- _Exercise_: Arrange the lines of the data as a JSON list of strings, one string per line with blank lines omitted, starting at the line containing "- code-text: background: deepskyblue;: [68, 158, 213, 168]" and ending at the line containing "- code-line[interactable]: 5", both included.

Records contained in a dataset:
§
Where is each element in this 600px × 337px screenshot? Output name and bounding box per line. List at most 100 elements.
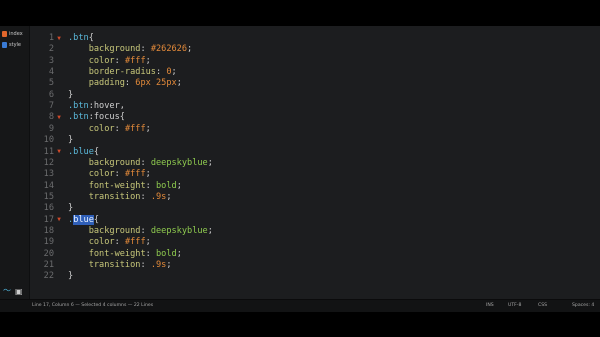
- code-text: background: deepskyblue;: [68, 158, 213, 168]
- code-token: :: [145, 180, 156, 191]
- code-token: .9s: [150, 191, 167, 202]
- code-token: background: [88, 44, 141, 55]
- code-token: ;: [171, 67, 177, 78]
- extensions-icon[interactable]: ▣: [15, 287, 23, 296]
- code-token: {: [93, 146, 100, 157]
- fold-arrow-icon[interactable]: ▼: [54, 114, 64, 121]
- code-token: #fff: [124, 123, 146, 134]
- code-line[interactable]: 16}: [30, 202, 590, 214]
- code-token: ;: [187, 44, 193, 55]
- code-line[interactable]: 5 padding: 6px 25px;: [30, 77, 590, 89]
- code-line[interactable]: 21 transition: .9s;: [30, 259, 590, 271]
- code-token: :: [114, 237, 125, 248]
- code-line[interactable]: 10}: [30, 134, 590, 146]
- sidebar-file-index[interactable]: index: [2, 29, 23, 39]
- code-line[interactable]: 19 color: #fff;: [30, 236, 590, 248]
- line-number: 20: [43, 248, 54, 259]
- code-token: 6px 25px: [135, 78, 177, 89]
- code-line[interactable]: 14 font-weight: bold;: [30, 180, 590, 192]
- code-line[interactable]: 20 font-weight: bold;: [30, 248, 590, 260]
- line-number: 3: [48, 55, 54, 66]
- code-token: ;: [145, 237, 151, 248]
- code-token: :hover,: [88, 101, 125, 112]
- code-text: background: #262626;: [68, 44, 193, 55]
- line-number: 16: [43, 203, 54, 214]
- code-token: }: [68, 203, 74, 214]
- code-text: }: [68, 203, 73, 213]
- code-token: transition: [88, 191, 141, 202]
- syntax-select[interactable]: CSS: [538, 303, 547, 308]
- line-number: 15: [43, 191, 54, 202]
- code-text: font-weight: bold;: [68, 181, 182, 191]
- code-token: color: [88, 55, 115, 66]
- code-token: ;: [145, 123, 151, 134]
- code-line[interactable]: 13 color: #fff;: [30, 168, 590, 180]
- code-token: }: [68, 89, 74, 100]
- indent-select[interactable]: Spaces: 4: [572, 303, 594, 308]
- code-line[interactable]: 18 background: deepskyblue;: [30, 225, 590, 237]
- fold-arrow-icon[interactable]: ▼: [54, 35, 64, 42]
- code-line[interactable]: 9 color: #fff;: [30, 123, 590, 135]
- code-text: color: #fff;: [68, 124, 151, 134]
- code-token: border-radius: [88, 67, 156, 78]
- code-line[interactable]: 6}: [30, 89, 590, 101]
- code-text: padding: 6px 25px;: [68, 78, 182, 88]
- selected-text: blue: [73, 214, 94, 225]
- sidebar-file-style[interactable]: style: [2, 40, 21, 50]
- code-line[interactable]: 22}: [30, 270, 590, 282]
- fold-arrow-icon[interactable]: ▼: [54, 216, 64, 223]
- code-token: ;: [145, 55, 151, 66]
- code-token: :: [140, 44, 151, 55]
- sidebar-file-label: style: [9, 42, 21, 48]
- code-token: ;: [207, 157, 213, 168]
- insert-mode[interactable]: INS: [486, 303, 494, 308]
- code-token: .btn: [68, 33, 89, 43]
- code-line[interactable]: 15 transition: .9s;: [30, 191, 590, 203]
- code-editor[interactable]: 1 ▼ .btn{2 background: #262626; 3 color: #f…: [30, 26, 600, 300]
- code-token: ;: [166, 191, 172, 202]
- code-line[interactable]: 11 ▼ .blue{: [30, 146, 590, 158]
- code-text: border-radius: 0;: [68, 67, 177, 77]
- line-number: 18: [43, 225, 54, 236]
- code-line[interactable]: 12 background: deepskyblue;: [30, 157, 590, 169]
- code-token: :: [114, 123, 125, 134]
- fold-arrow-icon[interactable]: ▼: [54, 148, 64, 155]
- code-token: :: [145, 248, 156, 259]
- encoding-select[interactable]: UTF-8: [508, 303, 521, 308]
- code-line[interactable]: 2 background: #262626;: [30, 43, 590, 55]
- file-sidebar: index style 〜 ▣: [0, 26, 30, 300]
- code-text: }: [68, 135, 73, 145]
- code-token: transition: [88, 260, 141, 270]
- code-token: :: [114, 55, 125, 66]
- code-token: deepskyblue: [150, 157, 208, 168]
- code-line[interactable]: 1 ▼ .btn{: [30, 32, 590, 44]
- status-bar: Line 17, Column 6 — Selected 4 columns —…: [0, 299, 600, 312]
- line-number: 14: [43, 180, 54, 191]
- code-token: ;: [145, 169, 151, 180]
- activity-chart-icon[interactable]: 〜: [3, 285, 11, 296]
- code-token: font-weight: [88, 248, 146, 259]
- code-line[interactable]: 7 .btn:hover,: [30, 100, 590, 112]
- code-line[interactable]: 3 color: #fff;: [30, 55, 590, 67]
- code-token: ;: [176, 78, 182, 89]
- code-line[interactable]: 4 border-radius: 0;: [30, 66, 590, 78]
- code-text: }: [68, 271, 73, 281]
- code-token: ;: [166, 260, 172, 270]
- code-token: {: [88, 33, 94, 43]
- code-token: ;: [176, 248, 182, 259]
- code-token: :: [140, 191, 151, 202]
- code-token: }: [68, 135, 74, 146]
- code-line[interactable]: 17 ▼ .blue{: [30, 214, 590, 226]
- code-line[interactable]: 8 ▼ .btn:focus{: [30, 111, 590, 123]
- line-number: 11: [43, 146, 54, 157]
- code-token: padding: [88, 78, 125, 89]
- code-text: .blue{: [68, 214, 99, 225]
§
- _Solution to this task_:
[
  "- code-text: background: deepskyblue;: [68, 158, 213, 168]",
  "- code-token: :: [145, 180, 156, 191]",
  "- code-token: .9s: [150, 191, 167, 202]",
  "- code-token: background: [88, 44, 141, 55]",
  "- code-token: ;: [171, 67, 177, 78]",
  "- extensions-icon[interactable]: ▣: [15, 287, 23, 296]",
  "- code-token: {: [93, 146, 100, 157]",
  "- fold-arrow-icon[interactable]: ▼: [54, 114, 64, 121]",
  "- code-token: #fff: [124, 123, 146, 134]",
  "- code-line[interactable]: 16}: [30, 202, 590, 214]",
  "- code-token: ;: [187, 44, 193, 55]",
  "- code-line[interactable]: 5 padding: 6px 25px;: [30, 77, 590, 89]"
]